_WRITTEN REQUEST_
Repeat every line exactly, keeping the pictures out of the copy.
----- THE RECORDS
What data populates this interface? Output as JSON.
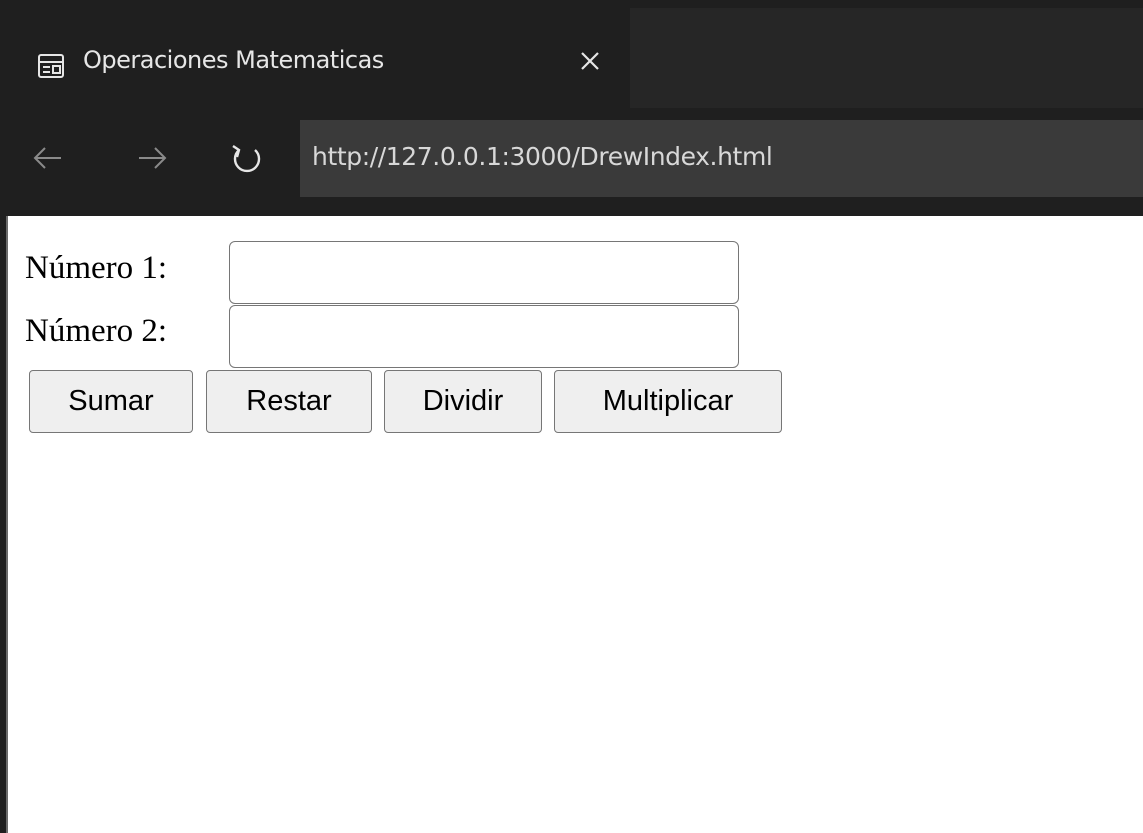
{
  "browser": {
    "tab": {
      "title": "Operaciones Matematicas",
      "icon": "page-icon",
      "close_icon": "close-icon"
    },
    "toolbar": {
      "back_icon": "arrow-left-icon",
      "forward_icon": "arrow-right-icon",
      "reload_icon": "reload-icon",
      "url": "http://127.0.0.1:3000/DrewIndex.html"
    }
  },
  "form": {
    "number1_label": "Número 1:",
    "number1_value": "",
    "number2_label": "Número 2:",
    "number2_value": "",
    "buttons": {
      "add": "Sumar",
      "subtract": "Restar",
      "divide": "Dividir",
      "multiply": "Multiplicar"
    }
  },
  "colors": {
    "chrome_bg": "#1f1f1f",
    "url_bar_bg": "#3a3a3a",
    "button_bg": "#efefef",
    "border": "#767676"
  }
}
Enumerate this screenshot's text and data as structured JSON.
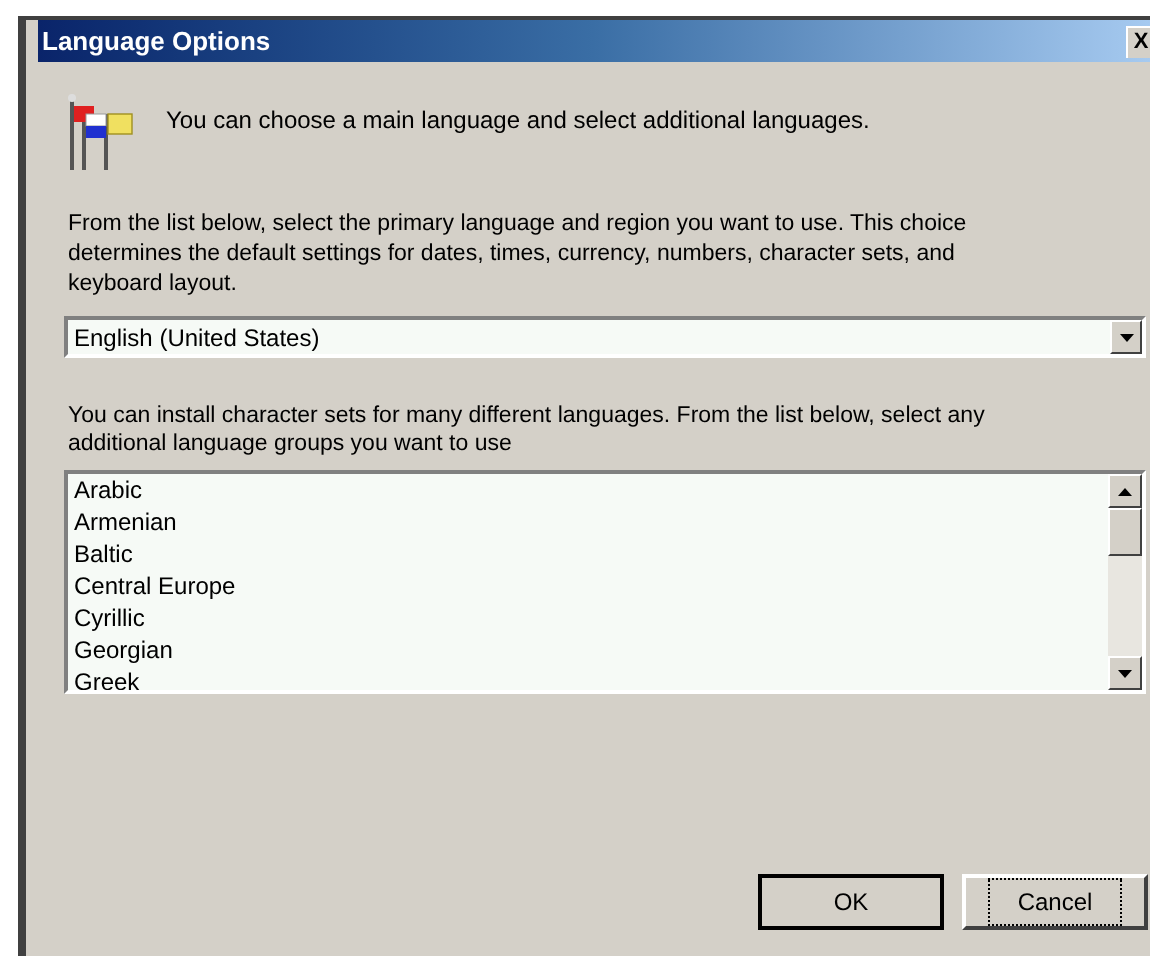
{
  "window": {
    "title": "Language Options",
    "close": "X"
  },
  "intro": "You can choose a main language and select additional languages.",
  "primary_text": [
    "From the list below, select the primary language and region you want to use. This choice",
    "determines the default settings for dates, times, currency, numbers, character sets, and",
    "keyboard layout."
  ],
  "primary_select": {
    "value": "English (United States)"
  },
  "groups_text": [
    "You can install character sets for many different languages. From the list below, select any",
    "additional language groups you want to use"
  ],
  "groups_list": {
    "items": [
      {
        "label": "Arabic",
        "selected": false
      },
      {
        "label": "Armenian",
        "selected": false
      },
      {
        "label": "Baltic",
        "selected": false
      },
      {
        "label": "Central Europe",
        "selected": false
      },
      {
        "label": "Cyrillic",
        "selected": false
      },
      {
        "label": "Georgian",
        "selected": false
      },
      {
        "label": "Greek",
        "selected": false
      }
    ]
  },
  "buttons": [
    {
      "label": "OK",
      "default": true,
      "focused": false
    },
    {
      "label": "Cancel",
      "default": false,
      "focused": true
    }
  ]
}
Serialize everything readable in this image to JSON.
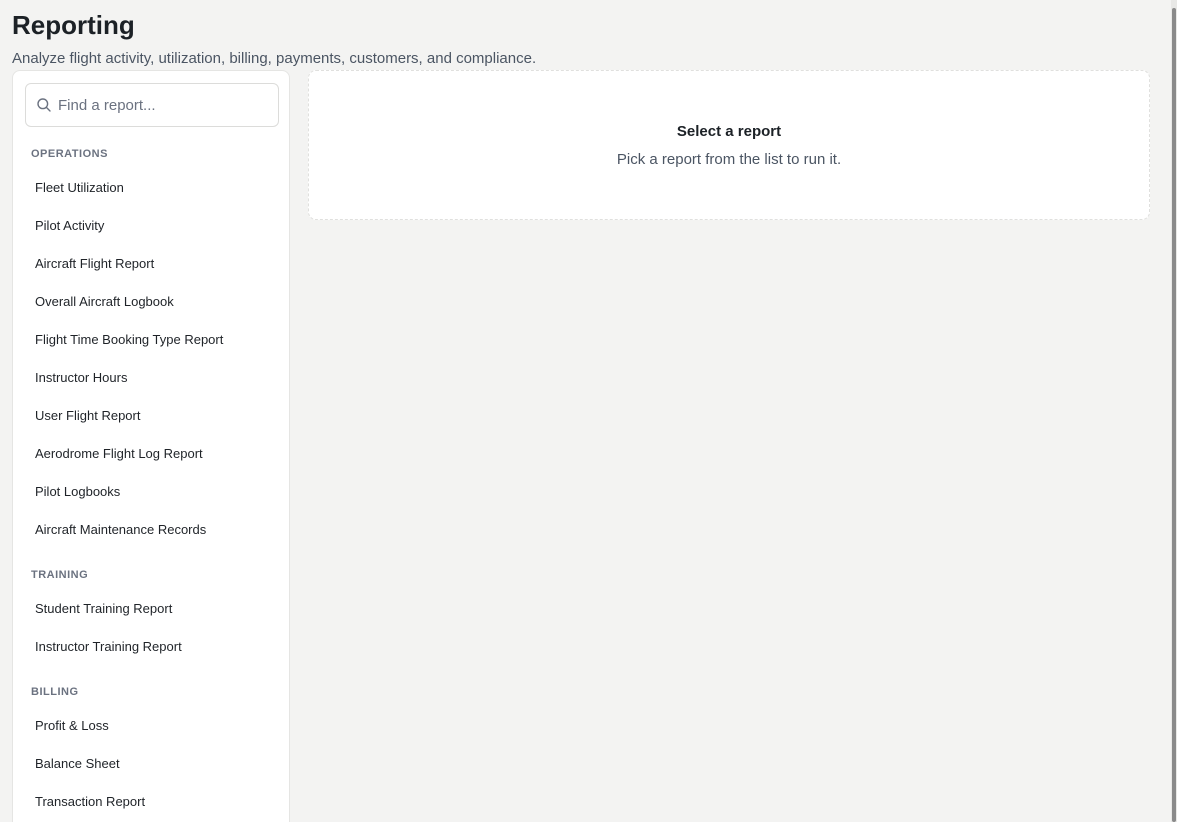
{
  "header": {
    "title": "Reporting",
    "subtitle": "Analyze flight activity, utilization, billing, payments, customers, and compliance."
  },
  "search": {
    "placeholder": "Find a report...",
    "value": ""
  },
  "sections": [
    {
      "label": "OPERATIONS",
      "items": [
        "Fleet Utilization",
        "Pilot Activity",
        "Aircraft Flight Report",
        "Overall Aircraft Logbook",
        "Flight Time Booking Type Report",
        "Instructor Hours",
        "User Flight Report",
        "Aerodrome Flight Log Report",
        "Pilot Logbooks",
        "Aircraft Maintenance Records"
      ]
    },
    {
      "label": "TRAINING",
      "items": [
        "Student Training Report",
        "Instructor Training Report"
      ]
    },
    {
      "label": "BILLING",
      "items": [
        "Profit & Loss",
        "Balance Sheet",
        "Transaction Report"
      ]
    }
  ],
  "empty_state": {
    "title": "Select a report",
    "description": "Pick a report from the list to run it."
  },
  "icons": {
    "search": "search-icon"
  }
}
----------
_FINISHED ANSWER_
What data populates this interface? Output as JSON.
{
  "browser": {
    "tab": {
      "title": "Operaciones Matematicas",
      "icon": "page-icon",
      "close_icon": "close-icon"
    },
    "toolbar": {
      "back_icon": "arrow-left-icon",
      "forward_icon": "arrow-right-icon",
      "reload_icon": "reload-icon",
      "url": "http://127.0.0.1:3000/DrewIndex.html"
    }
  },
  "form": {
    "number1_label": "Número 1:",
    "number1_value": "",
    "number2_label": "Número 2:",
    "number2_value": "",
    "buttons": {
      "add": "Sumar",
      "subtract": "Restar",
      "divide": "Dividir",
      "multiply": "Multiplicar"
    }
  },
  "colors": {
    "chrome_bg": "#1f1f1f",
    "url_bar_bg": "#3a3a3a",
    "button_bg": "#efefef",
    "border": "#767676"
  }
}
Enumerate this screenshot's text and data as structured JSON.
{
  "window": {
    "title": "Language Options",
    "close": "X"
  },
  "intro": "You can choose a main language and select additional languages.",
  "primary_text": [
    "From the list below, select the primary language and region you want to use. This choice",
    "determines the default settings for dates, times, currency, numbers, character sets, and",
    "keyboard layout."
  ],
  "primary_select": {
    "value": "English (United States)"
  },
  "groups_text": [
    "You can install character sets for many different languages. From the list below, select any",
    "additional language groups you want to use"
  ],
  "groups_list": {
    "items": [
      {
        "label": "Arabic",
        "selected": false
      },
      {
        "label": "Armenian",
        "selected": false
      },
      {
        "label": "Baltic",
        "selected": false
      },
      {
        "label": "Central Europe",
        "selected": false
      },
      {
        "label": "Cyrillic",
        "selected": false
      },
      {
        "label": "Georgian",
        "selected": false
      },
      {
        "label": "Greek",
        "selected": false
      }
    ]
  },
  "buttons": [
    {
      "label": "OK",
      "default": true,
      "focused": false
    },
    {
      "label": "Cancel",
      "default": false,
      "focused": true
    }
  ]
}
Serialize everything readable in this image to JSON.
{
  "header": {
    "title": "Reporting",
    "subtitle": "Analyze flight activity, utilization, billing, payments, customers, and compliance."
  },
  "search": {
    "placeholder": "Find a report...",
    "value": ""
  },
  "sections": [
    {
      "label": "OPERATIONS",
      "items": [
        "Fleet Utilization",
        "Pilot Activity",
        "Aircraft Flight Report",
        "Overall Aircraft Logbook",
        "Flight Time Booking Type Report",
        "Instructor Hours",
        "User Flight Report",
        "Aerodrome Flight Log Report",
        "Pilot Logbooks",
        "Aircraft Maintenance Records"
      ]
    },
    {
      "label": "TRAINING",
      "items": [
        "Student Training Report",
        "Instructor Training Report"
      ]
    },
    {
      "label": "BILLING",
      "items": [
        "Profit & Loss",
        "Balance Sheet",
        "Transaction Report"
      ]
    }
  ],
  "empty_state": {
    "title": "Select a report",
    "description": "Pick a report from the list to run it."
  },
  "icons": {
    "search": "search-icon"
  }
}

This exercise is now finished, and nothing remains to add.